Texto para análise —
──────────
Os aliados ocidentais também colocam a China no novo campo de batalha do século 21 caracterizado por “um número crescente de ameaças cibernéticas, híbridas e assimétricas, incluindo campanhas de desinformação e o uso malicioso e cada vez mais sofisticado de tecnologias emergentes e disruptivas”.
Vários aliados sofreram ataques cibernéticos nos últimos meses, desde o que afetou as bases de informática do sistema de saúde na Irlanda ao que paralisou um oleoduto nos Estados Unidos. Embora, em princípio, os ataques sejam reivindicados por grupos de piratas cibernéticos à caça de resgate multimilionário, as autoridades ocidentais suspeitam que em certos casos podem ser técnicas desestabilizadoras da economia e da democracia orquestradas ou toleradas por governos autoritários.
A OTAN reafirma sua intenção de julgar esses ataques caso a caso e se reserva a possibilidade de classificá-los como agressão e ativar o artigo 5º de seu tratado, que estabelece a ajuda mútua entre os aliados. O comunicado da cúpula observa que “os aliados reconhecem que o impacto cumulativo de atividades cibernéticas maliciosas significativas pode, em certas circunstâncias, ser considerado equivalente a um ataque armado”.
──────────
Registros do conjunto —
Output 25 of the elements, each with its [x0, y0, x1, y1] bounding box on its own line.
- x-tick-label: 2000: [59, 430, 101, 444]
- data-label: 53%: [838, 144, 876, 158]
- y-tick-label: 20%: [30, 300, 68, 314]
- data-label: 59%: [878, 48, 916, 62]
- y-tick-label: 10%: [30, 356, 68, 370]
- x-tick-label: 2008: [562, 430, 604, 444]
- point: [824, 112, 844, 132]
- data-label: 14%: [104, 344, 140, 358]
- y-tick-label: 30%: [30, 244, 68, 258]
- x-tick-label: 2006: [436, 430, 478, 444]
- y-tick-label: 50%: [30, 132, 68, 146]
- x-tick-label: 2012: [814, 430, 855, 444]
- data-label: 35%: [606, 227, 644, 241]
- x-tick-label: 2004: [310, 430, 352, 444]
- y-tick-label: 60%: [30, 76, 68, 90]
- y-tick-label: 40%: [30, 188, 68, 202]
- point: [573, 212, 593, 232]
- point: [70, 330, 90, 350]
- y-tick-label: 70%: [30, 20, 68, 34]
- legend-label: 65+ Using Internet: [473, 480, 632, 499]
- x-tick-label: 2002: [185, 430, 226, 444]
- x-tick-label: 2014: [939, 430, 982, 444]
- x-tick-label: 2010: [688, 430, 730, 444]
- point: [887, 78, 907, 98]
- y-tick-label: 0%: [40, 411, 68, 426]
──────────
Tarefa —
Traduza para o inglês esta frase do texto sobre ataques cibernéticos: "A OTAN reafirma sua intenção de julgar esses ataques caso a caso e se reserva a possibilidade de classificá-los como agressão e ativar o artigo 5º de seu tratado, que estabelece a ajuda mútua entre os aliados." Use somente o texto como base.

Exercício resolvido —
NATO reaffirms its intention to judge these attacks case by case and reserves the possibility of classifying them as aggression and invoking Article 5 of its treaty, which establishes mutual assistance among the allies.